* [Task objective]
Give back exactly the lines from the one containing "Convert this screenshot" through the end of the records, including both, and no others.

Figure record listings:
───
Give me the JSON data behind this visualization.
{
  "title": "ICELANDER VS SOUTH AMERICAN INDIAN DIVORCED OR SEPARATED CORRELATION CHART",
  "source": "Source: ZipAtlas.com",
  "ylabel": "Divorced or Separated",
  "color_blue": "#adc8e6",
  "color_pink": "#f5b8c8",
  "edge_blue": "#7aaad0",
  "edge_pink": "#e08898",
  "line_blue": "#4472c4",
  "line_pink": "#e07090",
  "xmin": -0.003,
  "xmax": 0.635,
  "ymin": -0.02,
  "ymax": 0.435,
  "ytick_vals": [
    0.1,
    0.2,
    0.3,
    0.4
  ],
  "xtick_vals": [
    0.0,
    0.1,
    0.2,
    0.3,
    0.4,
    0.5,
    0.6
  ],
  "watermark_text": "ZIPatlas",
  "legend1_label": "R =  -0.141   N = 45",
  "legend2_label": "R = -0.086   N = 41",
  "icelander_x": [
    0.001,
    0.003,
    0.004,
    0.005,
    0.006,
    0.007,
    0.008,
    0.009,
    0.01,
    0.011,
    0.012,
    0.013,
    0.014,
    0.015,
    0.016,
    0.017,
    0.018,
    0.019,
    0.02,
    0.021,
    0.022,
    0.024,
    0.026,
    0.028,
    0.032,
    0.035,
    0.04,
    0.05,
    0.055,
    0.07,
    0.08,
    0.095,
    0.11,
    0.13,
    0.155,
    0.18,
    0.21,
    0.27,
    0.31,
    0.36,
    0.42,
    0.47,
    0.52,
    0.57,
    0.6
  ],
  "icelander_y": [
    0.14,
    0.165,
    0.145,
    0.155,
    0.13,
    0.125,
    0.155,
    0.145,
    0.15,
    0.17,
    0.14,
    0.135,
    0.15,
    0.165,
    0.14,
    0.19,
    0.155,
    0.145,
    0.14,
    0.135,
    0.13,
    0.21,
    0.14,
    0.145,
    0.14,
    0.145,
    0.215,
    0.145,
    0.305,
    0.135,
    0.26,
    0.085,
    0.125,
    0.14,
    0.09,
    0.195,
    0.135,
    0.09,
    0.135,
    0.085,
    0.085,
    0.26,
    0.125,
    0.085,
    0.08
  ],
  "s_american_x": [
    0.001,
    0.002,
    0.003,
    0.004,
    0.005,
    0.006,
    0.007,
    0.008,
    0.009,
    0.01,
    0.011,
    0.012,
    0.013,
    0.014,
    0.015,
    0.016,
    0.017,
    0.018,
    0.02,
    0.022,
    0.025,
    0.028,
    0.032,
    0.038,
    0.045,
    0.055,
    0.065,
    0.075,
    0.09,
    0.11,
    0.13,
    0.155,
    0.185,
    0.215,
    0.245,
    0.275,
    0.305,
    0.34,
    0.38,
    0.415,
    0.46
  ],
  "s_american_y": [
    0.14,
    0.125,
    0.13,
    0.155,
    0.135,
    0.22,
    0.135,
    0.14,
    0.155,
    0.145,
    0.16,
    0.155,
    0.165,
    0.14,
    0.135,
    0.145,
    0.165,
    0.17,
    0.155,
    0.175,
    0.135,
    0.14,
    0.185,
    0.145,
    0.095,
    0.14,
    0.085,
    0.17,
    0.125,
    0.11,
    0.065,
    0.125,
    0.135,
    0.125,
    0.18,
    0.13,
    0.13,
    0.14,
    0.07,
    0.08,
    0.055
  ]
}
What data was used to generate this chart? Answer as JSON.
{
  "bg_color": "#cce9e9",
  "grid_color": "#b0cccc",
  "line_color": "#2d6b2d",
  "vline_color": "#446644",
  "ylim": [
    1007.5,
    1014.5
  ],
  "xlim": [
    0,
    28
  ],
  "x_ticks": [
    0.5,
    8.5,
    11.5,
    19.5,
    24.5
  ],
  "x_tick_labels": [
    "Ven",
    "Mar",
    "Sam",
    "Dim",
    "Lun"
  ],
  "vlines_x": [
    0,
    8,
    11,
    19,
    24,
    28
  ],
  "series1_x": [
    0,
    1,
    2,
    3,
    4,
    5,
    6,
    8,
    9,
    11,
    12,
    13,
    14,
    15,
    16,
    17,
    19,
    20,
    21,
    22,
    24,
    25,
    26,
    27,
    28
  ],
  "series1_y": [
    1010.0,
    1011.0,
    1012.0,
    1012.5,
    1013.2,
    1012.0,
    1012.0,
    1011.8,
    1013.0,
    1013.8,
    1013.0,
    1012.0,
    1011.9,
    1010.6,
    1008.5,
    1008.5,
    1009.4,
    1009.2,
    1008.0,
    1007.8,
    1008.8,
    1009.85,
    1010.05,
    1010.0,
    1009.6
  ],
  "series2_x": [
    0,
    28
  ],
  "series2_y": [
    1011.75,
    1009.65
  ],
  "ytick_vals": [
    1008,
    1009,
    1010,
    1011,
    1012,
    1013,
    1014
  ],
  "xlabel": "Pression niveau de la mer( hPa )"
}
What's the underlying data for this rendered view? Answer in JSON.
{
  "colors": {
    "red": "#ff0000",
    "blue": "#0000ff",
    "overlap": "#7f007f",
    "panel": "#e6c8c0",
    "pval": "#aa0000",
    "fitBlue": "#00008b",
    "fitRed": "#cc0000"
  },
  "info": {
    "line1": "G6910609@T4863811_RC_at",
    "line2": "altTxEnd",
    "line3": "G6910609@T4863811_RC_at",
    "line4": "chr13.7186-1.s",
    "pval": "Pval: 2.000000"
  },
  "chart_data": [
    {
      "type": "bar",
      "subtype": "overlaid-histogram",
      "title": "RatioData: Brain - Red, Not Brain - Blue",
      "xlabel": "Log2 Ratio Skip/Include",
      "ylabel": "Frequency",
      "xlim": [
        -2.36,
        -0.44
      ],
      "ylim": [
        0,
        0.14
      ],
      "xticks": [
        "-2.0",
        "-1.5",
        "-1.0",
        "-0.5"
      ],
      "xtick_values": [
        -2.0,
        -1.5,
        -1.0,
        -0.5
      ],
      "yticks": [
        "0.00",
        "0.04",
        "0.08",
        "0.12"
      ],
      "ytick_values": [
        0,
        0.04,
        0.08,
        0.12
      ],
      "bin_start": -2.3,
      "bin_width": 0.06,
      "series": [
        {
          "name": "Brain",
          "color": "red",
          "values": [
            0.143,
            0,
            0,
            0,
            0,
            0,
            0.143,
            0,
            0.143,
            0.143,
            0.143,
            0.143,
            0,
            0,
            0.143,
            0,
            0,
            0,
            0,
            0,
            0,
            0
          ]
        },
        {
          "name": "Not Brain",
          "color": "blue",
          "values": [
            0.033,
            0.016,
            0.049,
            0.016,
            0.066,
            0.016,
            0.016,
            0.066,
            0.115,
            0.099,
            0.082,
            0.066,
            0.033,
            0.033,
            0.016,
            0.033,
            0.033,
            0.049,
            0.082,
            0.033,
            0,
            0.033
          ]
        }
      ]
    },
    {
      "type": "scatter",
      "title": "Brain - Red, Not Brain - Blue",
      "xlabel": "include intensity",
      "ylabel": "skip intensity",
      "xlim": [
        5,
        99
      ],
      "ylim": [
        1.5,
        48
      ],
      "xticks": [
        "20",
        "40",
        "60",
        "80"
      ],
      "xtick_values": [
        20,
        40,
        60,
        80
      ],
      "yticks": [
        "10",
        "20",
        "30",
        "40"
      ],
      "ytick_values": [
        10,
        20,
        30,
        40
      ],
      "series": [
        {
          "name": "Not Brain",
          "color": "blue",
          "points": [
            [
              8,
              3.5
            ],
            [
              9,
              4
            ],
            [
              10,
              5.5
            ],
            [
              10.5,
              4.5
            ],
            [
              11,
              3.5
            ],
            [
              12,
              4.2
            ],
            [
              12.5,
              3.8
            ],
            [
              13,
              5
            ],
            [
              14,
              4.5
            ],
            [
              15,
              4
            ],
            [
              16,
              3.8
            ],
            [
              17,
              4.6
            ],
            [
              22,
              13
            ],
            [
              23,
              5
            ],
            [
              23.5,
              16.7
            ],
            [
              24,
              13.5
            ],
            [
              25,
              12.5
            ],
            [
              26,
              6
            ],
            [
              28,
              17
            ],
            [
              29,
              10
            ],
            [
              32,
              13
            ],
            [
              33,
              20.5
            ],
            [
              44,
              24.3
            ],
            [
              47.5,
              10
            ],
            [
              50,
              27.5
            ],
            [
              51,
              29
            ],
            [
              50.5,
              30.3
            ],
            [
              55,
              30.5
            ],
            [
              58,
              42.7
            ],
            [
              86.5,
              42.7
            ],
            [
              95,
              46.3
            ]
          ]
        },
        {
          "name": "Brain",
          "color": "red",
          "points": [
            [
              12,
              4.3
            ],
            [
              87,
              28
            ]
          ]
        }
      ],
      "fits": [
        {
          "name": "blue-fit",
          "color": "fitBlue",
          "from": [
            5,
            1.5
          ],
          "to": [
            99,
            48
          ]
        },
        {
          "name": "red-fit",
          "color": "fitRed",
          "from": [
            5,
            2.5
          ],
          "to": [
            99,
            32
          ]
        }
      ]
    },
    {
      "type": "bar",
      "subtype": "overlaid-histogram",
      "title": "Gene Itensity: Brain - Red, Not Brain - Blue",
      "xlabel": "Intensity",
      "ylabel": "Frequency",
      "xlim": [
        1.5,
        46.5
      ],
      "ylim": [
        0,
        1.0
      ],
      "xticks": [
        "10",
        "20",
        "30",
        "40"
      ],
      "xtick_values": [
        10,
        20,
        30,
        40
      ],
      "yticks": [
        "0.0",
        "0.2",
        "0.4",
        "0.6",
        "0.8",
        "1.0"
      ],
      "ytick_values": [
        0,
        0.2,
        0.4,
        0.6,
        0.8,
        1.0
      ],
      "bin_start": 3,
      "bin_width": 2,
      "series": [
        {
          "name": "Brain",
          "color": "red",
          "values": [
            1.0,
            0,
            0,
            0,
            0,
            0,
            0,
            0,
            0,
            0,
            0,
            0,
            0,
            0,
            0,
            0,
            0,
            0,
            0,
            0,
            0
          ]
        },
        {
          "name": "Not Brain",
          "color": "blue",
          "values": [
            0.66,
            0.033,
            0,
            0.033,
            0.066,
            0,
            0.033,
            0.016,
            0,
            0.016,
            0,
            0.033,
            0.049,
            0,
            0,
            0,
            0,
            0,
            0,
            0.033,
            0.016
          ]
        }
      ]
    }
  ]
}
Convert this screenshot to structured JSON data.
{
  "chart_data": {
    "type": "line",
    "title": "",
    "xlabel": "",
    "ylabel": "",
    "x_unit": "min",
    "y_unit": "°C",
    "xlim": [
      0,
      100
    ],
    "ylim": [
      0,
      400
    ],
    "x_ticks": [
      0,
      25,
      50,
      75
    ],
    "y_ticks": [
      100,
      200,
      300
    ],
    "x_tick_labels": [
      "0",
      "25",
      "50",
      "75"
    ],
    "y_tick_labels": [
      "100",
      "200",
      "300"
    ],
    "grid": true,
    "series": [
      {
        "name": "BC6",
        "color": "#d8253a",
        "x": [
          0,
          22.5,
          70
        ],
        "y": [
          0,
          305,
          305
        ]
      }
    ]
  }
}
───
* [Response]
Convert this screenshot to structured JSON data.
{
  "chart_data": {
    "type": "line",
    "title": "",
    "xlabel": "",
    "ylabel": "",
    "x_unit": "min",
    "y_unit": "°C",
    "xlim": [
      0,
      100
    ],
    "ylim": [
      0,
      400
    ],
    "x_ticks": [
      0,
      25,
      50,
      75
    ],
    "y_ticks": [
      100,
      200,
      300
    ],
    "x_tick_labels": [
      "0",
      "25",
      "50",
      "75"
    ],
    "y_tick_labels": [
      "100",
      "200",
      "300"
    ],
    "grid": true,
    "series": [
      {
        "name": "BC6",
        "color": "#d8253a",
        "x": [
          0,
          22.5,
          70
        ],
        "y": [
          0,
          305,
          305
        ]
      }
    ]
  }
}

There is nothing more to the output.